[Entries from a dataset of interfaces]
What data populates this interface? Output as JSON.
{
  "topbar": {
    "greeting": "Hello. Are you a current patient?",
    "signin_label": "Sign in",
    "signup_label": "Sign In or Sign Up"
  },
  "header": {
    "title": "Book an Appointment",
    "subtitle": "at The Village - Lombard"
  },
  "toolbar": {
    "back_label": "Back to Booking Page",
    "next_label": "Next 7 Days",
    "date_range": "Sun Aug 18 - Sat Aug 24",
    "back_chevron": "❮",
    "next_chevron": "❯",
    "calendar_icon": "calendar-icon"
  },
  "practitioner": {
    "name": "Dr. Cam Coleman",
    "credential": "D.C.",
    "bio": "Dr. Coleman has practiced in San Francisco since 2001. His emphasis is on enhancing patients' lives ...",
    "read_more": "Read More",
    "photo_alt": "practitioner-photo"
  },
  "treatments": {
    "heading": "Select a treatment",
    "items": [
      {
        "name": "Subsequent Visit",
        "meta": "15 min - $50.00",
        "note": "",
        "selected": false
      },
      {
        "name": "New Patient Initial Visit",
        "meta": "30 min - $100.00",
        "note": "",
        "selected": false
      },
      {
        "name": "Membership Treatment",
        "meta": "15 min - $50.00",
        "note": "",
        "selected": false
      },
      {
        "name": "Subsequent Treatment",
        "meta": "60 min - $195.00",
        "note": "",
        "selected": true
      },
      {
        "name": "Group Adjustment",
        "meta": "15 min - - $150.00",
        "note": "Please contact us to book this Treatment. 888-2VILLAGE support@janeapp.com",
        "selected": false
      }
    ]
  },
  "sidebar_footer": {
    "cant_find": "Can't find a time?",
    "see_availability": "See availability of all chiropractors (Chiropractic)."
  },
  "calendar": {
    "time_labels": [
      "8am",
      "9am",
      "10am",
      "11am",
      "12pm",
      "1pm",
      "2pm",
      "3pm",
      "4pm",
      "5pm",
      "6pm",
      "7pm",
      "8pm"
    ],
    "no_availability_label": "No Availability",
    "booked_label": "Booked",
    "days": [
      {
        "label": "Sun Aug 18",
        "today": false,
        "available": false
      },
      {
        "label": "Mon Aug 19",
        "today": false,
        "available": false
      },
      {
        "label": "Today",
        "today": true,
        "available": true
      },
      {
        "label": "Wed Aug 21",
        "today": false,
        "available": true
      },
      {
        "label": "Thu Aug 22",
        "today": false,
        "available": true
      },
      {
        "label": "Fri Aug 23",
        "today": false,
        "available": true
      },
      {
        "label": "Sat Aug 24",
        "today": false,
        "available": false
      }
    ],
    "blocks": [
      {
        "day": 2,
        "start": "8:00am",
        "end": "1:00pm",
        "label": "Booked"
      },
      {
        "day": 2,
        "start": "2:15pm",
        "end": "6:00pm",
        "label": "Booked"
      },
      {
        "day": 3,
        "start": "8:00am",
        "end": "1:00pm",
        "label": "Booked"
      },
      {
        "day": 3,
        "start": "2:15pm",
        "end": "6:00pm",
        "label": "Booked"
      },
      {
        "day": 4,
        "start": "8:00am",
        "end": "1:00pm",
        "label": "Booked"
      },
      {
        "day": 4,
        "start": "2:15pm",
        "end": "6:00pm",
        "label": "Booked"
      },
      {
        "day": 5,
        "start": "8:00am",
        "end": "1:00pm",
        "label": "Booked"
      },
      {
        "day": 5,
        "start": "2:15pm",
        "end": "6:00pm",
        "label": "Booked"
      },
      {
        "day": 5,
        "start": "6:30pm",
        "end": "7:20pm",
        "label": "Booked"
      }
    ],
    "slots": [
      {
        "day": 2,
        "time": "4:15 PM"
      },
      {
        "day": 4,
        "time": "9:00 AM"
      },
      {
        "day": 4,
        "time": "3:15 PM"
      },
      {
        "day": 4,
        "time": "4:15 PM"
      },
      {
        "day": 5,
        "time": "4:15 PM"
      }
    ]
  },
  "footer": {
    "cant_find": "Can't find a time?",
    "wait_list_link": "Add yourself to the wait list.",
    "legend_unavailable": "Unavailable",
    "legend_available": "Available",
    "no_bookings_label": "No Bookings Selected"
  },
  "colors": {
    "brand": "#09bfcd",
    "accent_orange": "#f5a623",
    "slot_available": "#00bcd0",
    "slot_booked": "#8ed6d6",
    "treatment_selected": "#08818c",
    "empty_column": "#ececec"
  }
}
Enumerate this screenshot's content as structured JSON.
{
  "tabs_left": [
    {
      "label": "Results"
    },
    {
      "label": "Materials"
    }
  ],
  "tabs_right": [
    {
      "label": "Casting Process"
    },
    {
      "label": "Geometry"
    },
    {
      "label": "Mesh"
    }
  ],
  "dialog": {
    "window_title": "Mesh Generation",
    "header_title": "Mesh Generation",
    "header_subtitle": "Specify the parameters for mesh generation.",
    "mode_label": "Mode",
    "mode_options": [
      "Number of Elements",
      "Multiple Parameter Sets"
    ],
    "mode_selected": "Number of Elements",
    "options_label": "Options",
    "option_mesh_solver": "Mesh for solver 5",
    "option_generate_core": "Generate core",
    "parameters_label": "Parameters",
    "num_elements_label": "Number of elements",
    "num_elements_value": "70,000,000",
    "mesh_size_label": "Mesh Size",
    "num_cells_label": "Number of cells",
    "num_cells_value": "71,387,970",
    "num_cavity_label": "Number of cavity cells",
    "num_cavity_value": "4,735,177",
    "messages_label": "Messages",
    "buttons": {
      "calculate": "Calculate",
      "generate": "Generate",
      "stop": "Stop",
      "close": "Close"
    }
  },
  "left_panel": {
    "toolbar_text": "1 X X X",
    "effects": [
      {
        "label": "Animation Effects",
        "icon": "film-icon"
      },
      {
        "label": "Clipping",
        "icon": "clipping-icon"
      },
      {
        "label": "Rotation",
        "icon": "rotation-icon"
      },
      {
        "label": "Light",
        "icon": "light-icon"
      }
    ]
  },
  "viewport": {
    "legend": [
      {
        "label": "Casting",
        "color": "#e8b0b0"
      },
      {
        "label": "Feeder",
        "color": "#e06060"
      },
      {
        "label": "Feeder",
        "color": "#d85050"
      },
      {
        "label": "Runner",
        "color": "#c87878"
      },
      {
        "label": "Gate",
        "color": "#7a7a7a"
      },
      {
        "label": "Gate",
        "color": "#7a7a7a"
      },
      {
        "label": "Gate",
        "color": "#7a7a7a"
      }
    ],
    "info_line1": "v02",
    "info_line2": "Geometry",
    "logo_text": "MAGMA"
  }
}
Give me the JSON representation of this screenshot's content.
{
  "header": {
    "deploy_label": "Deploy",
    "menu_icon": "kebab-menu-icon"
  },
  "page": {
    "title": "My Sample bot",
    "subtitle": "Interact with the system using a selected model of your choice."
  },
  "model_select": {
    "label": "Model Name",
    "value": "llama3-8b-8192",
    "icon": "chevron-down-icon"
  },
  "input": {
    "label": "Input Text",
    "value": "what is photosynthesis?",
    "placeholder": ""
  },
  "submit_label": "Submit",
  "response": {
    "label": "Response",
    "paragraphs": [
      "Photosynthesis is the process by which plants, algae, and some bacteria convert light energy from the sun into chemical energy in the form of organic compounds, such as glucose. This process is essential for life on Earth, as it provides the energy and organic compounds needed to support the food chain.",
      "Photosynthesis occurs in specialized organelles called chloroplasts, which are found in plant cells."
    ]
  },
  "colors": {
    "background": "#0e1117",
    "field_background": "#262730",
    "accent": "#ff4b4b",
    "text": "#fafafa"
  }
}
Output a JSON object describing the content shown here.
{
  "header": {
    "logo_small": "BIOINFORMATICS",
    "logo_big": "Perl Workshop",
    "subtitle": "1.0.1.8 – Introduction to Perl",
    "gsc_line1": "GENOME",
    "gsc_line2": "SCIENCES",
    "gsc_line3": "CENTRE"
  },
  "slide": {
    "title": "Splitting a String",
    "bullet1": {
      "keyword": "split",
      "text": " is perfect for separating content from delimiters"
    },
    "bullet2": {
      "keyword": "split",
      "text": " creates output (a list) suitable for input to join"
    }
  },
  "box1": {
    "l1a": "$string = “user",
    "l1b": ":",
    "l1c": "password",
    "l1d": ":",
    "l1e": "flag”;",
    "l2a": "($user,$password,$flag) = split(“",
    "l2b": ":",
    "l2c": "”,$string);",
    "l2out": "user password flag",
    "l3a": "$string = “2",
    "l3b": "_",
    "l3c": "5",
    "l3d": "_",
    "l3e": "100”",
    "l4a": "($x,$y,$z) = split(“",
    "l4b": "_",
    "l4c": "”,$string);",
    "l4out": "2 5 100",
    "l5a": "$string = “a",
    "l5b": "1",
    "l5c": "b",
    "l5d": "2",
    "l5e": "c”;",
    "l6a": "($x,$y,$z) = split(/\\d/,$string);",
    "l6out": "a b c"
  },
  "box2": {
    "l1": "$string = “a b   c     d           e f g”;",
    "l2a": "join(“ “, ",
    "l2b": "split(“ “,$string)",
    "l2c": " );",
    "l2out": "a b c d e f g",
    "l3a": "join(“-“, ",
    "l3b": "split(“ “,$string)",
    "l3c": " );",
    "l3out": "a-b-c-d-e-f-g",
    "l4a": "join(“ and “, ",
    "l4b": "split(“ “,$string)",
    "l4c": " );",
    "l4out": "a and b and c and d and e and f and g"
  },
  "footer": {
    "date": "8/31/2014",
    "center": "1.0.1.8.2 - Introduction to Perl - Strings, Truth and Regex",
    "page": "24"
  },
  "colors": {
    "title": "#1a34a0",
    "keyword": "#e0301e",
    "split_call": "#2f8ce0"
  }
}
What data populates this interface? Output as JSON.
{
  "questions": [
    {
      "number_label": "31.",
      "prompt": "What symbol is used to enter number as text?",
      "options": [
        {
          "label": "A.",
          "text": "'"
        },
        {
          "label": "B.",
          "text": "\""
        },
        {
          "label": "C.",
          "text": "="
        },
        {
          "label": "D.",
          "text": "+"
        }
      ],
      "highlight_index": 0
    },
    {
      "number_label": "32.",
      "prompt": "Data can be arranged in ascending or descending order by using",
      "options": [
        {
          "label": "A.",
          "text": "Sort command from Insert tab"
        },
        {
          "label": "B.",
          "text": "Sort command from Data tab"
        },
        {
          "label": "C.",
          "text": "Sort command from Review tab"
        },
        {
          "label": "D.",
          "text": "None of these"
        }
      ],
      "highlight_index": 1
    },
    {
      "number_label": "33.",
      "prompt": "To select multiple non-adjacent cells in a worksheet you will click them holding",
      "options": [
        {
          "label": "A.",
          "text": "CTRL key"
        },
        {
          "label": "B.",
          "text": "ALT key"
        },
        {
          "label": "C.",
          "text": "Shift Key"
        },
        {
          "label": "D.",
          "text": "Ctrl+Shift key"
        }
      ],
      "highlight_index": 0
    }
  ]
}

● Problem to work on
Above are the records; copy each line from them that includes the string "Visit".

● Exercise answer
        "name": "Subsequent Visit",
        "name": "New Patient Initial Visit",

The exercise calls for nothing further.